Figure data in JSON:
┄┄┄┄┄┄
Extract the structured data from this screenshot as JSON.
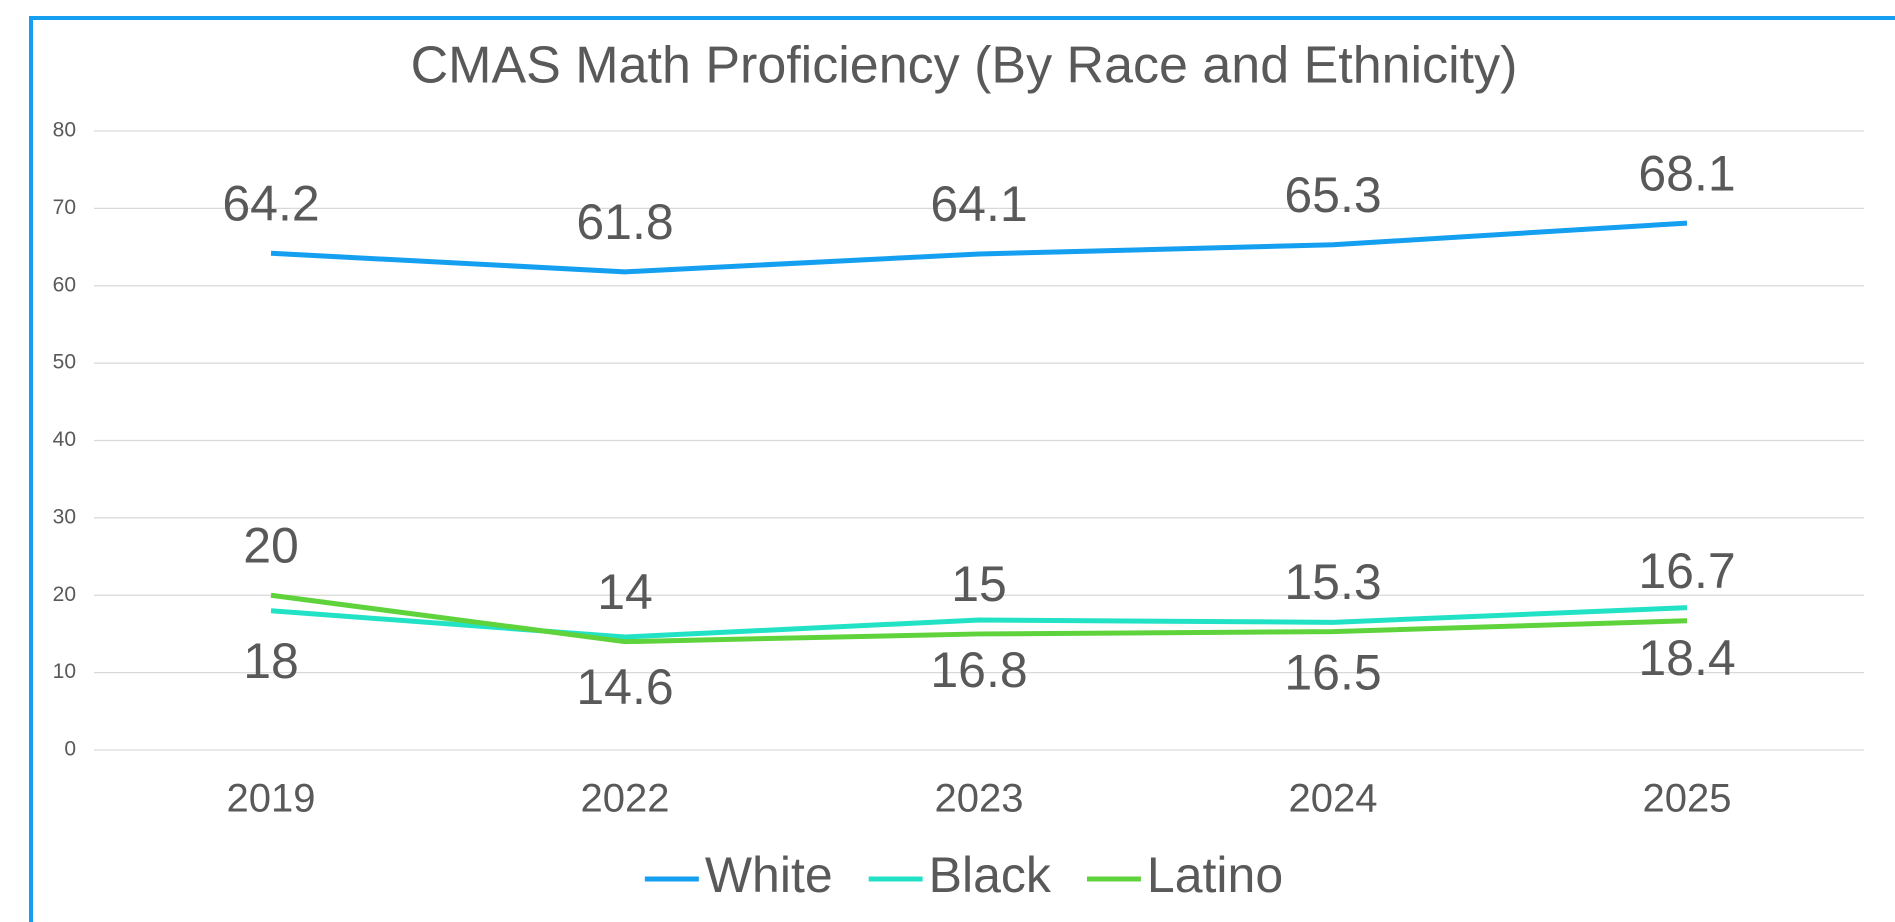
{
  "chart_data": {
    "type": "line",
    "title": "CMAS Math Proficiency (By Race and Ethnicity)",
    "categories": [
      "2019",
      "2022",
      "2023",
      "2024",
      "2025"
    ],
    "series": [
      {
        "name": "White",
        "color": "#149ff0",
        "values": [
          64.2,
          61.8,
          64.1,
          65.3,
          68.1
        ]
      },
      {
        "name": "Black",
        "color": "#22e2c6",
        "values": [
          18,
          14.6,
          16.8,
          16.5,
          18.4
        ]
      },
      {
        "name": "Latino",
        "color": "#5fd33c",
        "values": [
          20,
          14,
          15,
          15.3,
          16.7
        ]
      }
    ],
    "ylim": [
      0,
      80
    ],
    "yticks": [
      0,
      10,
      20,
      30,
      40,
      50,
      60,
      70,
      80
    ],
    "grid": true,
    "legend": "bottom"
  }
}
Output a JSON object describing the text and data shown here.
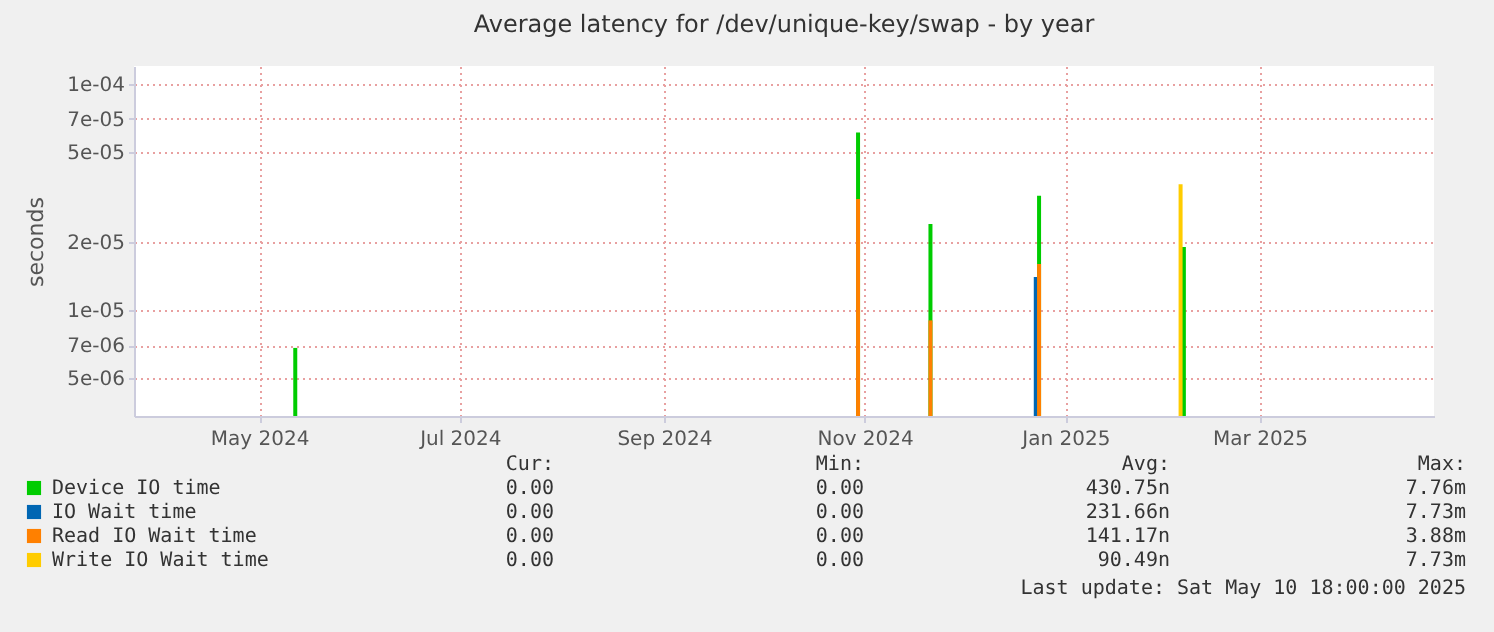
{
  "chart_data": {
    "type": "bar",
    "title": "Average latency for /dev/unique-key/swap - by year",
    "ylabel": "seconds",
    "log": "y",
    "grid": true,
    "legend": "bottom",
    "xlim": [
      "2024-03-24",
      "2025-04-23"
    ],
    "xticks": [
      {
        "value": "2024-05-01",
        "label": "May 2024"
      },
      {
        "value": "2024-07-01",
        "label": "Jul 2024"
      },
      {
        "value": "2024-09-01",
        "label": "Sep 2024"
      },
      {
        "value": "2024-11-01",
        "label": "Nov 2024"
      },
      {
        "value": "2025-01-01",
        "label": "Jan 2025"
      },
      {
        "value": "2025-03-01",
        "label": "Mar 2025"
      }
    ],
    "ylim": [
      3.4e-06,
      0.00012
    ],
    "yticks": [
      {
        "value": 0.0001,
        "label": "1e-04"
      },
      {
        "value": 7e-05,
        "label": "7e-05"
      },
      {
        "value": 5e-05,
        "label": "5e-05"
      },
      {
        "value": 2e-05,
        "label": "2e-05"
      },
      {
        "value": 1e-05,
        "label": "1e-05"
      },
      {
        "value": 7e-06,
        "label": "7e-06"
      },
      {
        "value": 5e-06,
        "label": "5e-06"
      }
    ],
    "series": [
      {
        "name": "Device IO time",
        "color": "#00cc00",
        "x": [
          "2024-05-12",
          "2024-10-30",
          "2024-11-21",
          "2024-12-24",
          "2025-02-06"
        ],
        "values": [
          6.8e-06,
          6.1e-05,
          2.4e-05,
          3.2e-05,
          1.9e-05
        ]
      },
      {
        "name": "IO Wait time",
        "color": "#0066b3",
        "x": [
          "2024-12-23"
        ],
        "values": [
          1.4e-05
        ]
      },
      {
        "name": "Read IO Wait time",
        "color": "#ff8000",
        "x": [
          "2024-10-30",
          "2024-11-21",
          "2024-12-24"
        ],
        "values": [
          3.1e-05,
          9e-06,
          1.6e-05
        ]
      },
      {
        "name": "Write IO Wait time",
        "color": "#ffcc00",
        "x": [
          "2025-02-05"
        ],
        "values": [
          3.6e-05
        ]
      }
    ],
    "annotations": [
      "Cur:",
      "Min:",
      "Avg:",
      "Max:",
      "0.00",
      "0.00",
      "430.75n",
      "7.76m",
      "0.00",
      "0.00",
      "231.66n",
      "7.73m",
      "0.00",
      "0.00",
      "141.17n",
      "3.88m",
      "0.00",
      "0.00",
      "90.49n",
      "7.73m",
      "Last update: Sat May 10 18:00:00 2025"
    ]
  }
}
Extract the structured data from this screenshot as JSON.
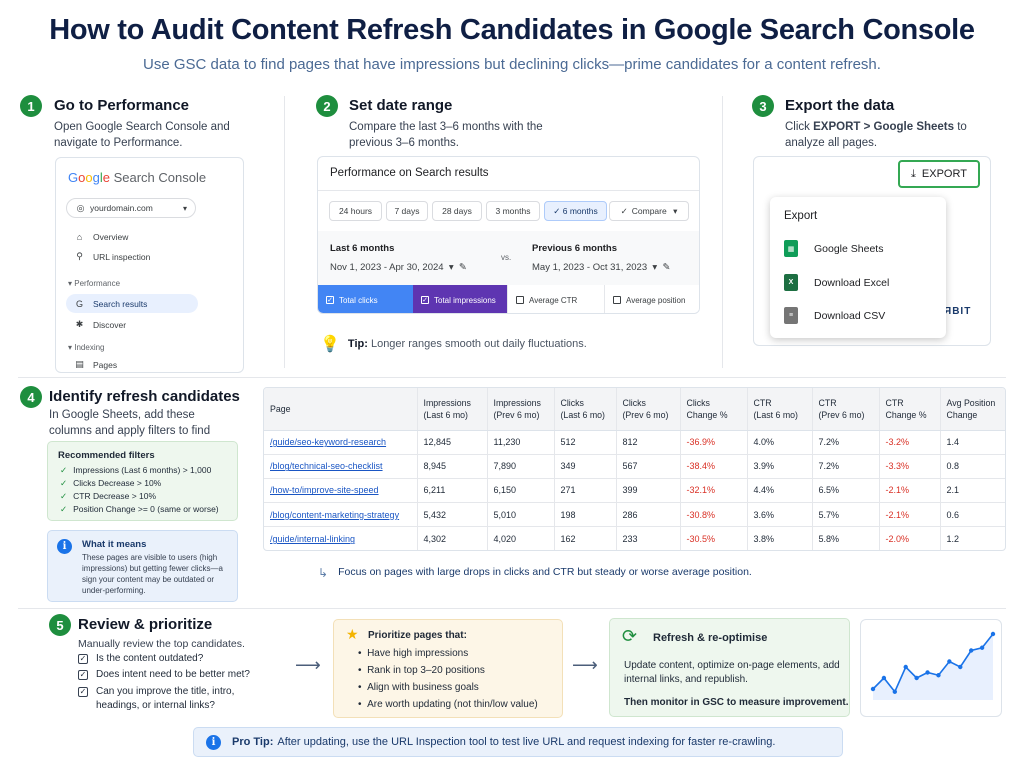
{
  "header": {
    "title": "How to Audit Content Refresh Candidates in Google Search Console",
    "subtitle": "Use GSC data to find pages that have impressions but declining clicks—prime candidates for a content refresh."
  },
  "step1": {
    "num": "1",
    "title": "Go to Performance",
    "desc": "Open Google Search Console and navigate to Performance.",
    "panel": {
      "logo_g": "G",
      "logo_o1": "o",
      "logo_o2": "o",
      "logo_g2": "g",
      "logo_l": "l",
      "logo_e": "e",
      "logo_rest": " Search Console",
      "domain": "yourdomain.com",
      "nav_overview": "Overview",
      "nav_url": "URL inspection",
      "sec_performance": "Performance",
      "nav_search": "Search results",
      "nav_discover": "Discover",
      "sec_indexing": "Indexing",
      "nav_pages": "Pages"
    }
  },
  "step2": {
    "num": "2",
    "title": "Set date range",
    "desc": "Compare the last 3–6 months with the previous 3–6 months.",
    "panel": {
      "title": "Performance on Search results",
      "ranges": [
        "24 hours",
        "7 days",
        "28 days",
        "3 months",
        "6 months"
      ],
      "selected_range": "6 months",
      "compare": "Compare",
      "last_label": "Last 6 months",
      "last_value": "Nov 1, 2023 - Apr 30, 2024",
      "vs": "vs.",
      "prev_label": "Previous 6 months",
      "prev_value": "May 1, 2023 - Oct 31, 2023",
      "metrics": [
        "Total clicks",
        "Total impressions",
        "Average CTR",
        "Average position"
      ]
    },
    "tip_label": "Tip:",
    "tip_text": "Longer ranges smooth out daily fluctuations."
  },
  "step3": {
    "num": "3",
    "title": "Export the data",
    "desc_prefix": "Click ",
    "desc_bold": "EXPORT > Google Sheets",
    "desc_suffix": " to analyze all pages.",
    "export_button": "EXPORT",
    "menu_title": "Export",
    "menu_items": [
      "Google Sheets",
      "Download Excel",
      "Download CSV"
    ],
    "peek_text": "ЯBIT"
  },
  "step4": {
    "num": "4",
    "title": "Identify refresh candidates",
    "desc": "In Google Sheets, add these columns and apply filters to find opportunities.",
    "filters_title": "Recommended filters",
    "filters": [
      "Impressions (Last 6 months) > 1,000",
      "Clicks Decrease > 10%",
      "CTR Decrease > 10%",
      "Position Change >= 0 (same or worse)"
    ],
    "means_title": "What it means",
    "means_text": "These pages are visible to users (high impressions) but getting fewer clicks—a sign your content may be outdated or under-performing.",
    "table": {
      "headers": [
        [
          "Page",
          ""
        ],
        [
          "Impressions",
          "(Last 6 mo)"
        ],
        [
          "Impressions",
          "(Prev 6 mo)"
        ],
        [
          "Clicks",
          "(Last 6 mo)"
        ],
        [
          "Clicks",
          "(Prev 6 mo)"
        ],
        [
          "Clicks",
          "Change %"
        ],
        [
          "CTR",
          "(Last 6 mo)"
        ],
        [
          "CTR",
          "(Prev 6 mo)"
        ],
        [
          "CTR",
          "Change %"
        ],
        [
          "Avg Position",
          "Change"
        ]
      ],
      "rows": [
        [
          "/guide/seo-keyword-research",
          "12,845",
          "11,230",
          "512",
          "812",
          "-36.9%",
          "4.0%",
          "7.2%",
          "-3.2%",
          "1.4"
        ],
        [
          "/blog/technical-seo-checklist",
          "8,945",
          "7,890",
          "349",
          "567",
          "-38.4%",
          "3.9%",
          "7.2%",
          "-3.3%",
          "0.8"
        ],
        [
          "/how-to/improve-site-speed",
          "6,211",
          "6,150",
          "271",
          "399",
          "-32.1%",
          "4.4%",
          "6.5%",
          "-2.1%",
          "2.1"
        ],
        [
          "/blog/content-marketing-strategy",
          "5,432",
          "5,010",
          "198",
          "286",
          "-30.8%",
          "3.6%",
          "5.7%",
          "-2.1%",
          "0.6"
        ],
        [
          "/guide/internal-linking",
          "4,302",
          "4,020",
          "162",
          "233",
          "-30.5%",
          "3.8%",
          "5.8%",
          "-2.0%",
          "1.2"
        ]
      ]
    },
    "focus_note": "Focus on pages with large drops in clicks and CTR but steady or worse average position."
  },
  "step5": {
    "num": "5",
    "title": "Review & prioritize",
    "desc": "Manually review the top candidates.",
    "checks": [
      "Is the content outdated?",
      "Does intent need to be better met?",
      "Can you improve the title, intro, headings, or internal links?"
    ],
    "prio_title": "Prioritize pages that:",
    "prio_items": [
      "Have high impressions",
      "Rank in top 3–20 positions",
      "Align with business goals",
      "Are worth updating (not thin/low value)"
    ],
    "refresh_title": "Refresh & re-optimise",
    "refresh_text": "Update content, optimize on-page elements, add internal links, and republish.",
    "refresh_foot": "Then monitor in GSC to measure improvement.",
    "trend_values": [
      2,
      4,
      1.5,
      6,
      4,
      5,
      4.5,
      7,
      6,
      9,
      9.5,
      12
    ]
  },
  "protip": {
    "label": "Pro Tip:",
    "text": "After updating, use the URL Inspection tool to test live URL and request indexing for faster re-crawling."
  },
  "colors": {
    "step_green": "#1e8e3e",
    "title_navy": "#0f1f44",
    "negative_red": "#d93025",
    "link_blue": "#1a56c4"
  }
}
┄┄┄┄┄┄
Scan the material above for the word "Wait". Copy each line where it occurs.

— Task solution —
        "name": "IO Wait time",
        "name": "Read IO Wait time",
        "name": "Write IO Wait time",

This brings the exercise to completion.